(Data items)
▼

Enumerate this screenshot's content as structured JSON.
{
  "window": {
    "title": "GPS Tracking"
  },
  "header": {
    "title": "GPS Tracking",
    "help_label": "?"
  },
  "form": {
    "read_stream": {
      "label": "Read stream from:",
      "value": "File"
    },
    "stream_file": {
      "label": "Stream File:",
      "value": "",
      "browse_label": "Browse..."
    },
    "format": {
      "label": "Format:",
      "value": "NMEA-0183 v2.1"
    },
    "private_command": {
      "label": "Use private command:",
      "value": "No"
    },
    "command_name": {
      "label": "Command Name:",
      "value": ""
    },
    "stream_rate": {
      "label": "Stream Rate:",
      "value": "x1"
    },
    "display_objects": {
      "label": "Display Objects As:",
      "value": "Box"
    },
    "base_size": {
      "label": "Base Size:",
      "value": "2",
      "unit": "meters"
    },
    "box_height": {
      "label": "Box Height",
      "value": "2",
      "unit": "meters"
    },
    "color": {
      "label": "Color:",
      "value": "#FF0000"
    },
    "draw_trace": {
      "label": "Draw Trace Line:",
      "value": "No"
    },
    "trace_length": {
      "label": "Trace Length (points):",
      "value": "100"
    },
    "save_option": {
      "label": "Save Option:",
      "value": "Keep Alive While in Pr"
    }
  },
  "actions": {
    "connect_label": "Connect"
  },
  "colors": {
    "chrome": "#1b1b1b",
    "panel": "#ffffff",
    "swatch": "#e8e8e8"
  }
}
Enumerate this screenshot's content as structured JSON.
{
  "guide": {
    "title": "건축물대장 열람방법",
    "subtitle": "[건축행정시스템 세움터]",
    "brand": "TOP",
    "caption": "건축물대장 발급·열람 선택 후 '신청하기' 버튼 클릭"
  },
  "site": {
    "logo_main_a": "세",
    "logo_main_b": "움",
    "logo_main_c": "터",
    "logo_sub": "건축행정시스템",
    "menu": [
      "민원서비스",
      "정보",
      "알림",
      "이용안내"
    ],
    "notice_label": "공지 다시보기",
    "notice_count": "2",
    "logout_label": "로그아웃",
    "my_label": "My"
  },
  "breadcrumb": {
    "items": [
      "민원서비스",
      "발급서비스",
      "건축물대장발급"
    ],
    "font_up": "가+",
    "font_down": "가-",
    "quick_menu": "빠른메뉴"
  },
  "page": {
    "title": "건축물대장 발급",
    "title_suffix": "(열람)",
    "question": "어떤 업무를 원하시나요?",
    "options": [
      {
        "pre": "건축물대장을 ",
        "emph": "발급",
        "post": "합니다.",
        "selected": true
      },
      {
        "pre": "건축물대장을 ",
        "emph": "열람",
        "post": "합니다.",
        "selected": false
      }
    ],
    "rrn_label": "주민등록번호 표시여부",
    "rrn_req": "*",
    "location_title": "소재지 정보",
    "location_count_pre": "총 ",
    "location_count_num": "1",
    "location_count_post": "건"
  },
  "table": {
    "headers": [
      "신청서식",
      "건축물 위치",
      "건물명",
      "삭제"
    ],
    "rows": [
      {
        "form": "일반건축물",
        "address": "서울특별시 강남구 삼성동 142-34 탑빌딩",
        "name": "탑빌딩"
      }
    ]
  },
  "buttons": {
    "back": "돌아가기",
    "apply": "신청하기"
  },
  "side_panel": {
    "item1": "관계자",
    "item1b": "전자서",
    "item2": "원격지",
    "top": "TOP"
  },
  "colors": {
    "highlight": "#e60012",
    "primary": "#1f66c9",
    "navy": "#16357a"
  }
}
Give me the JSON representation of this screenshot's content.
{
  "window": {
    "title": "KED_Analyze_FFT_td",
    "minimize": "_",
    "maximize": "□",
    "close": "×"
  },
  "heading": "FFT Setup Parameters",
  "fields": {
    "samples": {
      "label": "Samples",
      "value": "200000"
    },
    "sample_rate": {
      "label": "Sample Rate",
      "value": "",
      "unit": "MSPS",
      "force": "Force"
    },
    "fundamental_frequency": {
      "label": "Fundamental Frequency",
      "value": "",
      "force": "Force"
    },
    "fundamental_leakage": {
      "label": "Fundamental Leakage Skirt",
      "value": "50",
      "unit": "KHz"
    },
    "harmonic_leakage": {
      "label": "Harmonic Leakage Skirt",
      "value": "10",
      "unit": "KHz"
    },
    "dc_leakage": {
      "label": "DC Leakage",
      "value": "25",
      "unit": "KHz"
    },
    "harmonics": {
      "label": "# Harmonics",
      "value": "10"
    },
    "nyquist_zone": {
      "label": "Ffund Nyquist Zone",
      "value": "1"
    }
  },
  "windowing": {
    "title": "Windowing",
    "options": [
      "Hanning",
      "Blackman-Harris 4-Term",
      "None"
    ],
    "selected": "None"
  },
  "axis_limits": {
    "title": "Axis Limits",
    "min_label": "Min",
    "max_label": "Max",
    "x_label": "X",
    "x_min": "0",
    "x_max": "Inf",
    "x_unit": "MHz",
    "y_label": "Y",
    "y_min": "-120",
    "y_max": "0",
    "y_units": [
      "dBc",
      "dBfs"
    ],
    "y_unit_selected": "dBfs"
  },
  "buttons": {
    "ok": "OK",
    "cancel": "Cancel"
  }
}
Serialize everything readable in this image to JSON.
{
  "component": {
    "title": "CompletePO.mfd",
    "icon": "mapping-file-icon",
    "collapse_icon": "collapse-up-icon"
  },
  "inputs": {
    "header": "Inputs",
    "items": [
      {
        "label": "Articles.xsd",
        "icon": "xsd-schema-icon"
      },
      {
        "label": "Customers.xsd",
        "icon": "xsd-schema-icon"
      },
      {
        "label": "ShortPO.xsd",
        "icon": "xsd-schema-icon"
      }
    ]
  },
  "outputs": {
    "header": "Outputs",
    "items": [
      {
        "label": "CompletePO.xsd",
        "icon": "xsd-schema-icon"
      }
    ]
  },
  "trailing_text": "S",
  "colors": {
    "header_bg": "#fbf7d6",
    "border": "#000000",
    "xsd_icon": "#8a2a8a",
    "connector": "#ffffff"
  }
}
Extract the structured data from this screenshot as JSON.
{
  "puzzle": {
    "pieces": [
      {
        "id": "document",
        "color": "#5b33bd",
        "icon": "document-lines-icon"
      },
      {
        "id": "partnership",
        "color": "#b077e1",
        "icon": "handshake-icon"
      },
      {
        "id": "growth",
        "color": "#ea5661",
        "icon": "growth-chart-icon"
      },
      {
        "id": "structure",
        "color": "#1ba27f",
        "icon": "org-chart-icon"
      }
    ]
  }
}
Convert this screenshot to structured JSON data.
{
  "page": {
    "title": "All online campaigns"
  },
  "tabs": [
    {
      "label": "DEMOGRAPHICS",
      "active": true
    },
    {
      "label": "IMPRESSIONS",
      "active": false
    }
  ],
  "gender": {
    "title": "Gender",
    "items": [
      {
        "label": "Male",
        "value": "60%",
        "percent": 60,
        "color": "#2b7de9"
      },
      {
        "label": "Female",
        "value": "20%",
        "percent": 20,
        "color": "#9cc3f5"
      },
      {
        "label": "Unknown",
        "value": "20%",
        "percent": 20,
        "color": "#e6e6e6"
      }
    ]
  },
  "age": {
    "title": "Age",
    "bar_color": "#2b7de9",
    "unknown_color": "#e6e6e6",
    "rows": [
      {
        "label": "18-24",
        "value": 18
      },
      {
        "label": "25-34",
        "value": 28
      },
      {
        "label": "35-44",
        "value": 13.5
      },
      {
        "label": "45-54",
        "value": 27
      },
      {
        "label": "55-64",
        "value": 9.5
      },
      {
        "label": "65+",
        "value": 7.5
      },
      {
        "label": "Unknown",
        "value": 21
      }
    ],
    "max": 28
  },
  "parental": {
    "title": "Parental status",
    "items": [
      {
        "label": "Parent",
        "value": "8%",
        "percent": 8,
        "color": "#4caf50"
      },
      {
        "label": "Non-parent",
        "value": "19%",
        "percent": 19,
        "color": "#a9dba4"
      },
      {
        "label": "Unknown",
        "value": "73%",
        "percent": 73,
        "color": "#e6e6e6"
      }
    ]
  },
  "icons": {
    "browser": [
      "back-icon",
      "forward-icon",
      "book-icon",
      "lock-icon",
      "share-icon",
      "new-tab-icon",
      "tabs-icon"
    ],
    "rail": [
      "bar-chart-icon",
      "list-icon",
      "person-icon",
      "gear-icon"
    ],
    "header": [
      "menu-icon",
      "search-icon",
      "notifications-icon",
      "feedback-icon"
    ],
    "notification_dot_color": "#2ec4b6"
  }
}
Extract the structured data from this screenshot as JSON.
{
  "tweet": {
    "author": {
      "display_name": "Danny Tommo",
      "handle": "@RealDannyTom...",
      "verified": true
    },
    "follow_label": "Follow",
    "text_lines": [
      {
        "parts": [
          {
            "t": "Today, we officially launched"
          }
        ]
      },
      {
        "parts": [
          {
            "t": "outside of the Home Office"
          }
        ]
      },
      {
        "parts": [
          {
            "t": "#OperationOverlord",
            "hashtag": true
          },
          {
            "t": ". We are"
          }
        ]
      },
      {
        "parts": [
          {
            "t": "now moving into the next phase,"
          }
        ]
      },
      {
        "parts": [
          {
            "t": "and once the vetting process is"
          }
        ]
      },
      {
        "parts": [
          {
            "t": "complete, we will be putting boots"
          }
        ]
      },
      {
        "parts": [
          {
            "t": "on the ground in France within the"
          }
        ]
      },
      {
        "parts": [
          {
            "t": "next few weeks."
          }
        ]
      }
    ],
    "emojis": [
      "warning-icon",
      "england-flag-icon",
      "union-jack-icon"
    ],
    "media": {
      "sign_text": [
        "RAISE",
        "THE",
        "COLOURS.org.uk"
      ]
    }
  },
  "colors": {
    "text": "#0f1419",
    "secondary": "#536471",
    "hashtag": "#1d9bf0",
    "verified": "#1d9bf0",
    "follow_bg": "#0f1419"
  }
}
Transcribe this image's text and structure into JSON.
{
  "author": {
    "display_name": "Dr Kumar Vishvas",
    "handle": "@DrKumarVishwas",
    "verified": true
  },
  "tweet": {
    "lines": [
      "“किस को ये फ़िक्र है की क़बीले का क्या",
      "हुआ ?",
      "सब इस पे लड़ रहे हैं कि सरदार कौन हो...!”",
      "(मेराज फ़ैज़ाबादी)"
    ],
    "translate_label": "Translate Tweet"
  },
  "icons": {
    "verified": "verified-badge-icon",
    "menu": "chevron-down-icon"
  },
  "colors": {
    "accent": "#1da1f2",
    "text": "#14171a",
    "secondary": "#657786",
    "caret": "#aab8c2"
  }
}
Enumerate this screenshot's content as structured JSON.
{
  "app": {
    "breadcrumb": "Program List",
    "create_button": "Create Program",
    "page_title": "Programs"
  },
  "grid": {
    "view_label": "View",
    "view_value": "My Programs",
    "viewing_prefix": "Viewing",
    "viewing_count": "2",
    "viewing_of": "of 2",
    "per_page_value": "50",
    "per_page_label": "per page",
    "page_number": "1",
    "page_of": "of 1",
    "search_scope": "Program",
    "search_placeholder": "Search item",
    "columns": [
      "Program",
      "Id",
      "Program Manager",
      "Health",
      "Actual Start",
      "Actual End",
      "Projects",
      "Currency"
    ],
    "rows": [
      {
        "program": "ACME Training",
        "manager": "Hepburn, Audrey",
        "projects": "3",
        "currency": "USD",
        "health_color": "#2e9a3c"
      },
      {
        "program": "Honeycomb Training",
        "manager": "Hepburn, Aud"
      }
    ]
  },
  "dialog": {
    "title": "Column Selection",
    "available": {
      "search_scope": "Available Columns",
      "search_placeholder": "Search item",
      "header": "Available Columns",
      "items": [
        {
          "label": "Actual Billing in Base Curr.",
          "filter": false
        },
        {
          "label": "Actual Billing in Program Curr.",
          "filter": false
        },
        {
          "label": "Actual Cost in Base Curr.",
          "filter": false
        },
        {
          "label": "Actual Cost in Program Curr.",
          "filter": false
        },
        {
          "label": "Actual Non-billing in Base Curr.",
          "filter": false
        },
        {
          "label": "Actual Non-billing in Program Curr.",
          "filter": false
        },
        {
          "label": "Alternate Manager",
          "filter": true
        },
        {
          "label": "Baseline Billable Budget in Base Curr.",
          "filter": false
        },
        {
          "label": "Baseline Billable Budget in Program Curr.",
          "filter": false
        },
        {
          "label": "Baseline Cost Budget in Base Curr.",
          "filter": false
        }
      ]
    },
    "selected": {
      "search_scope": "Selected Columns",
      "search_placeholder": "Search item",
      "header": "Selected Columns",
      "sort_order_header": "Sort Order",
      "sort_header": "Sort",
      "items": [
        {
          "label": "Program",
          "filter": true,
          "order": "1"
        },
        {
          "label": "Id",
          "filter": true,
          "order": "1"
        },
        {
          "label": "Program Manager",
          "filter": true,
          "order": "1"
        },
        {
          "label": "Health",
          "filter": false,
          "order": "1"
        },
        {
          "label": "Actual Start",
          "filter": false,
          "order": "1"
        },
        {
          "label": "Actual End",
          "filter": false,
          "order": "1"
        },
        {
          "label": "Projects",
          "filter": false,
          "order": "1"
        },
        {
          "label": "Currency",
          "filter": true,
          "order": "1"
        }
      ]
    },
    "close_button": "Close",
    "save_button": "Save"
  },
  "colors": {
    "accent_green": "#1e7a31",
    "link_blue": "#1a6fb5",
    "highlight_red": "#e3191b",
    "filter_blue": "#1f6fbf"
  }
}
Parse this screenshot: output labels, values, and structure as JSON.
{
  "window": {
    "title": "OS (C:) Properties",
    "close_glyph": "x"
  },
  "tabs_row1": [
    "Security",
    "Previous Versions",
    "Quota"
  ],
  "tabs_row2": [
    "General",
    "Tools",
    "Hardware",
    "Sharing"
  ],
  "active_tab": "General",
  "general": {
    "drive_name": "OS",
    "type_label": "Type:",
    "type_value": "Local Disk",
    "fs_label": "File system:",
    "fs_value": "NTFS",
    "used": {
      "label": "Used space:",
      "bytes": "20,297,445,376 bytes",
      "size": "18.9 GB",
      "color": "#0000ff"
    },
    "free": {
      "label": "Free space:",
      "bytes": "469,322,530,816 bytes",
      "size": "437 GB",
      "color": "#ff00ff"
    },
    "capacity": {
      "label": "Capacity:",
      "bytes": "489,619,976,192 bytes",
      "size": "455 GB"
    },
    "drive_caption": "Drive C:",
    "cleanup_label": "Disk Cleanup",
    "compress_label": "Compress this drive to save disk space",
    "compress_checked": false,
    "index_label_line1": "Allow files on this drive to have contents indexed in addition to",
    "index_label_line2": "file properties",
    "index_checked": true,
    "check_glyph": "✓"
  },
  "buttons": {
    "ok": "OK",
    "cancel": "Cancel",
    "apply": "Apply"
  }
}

▲

## [Problem description]
List each line of the entries that holds the string "bytes".

## [Response]
      "bytes": "20,297,445,376 bytes",
      "bytes": "469,322,530,816 bytes",
      "bytes": "489,619,976,192 bytes",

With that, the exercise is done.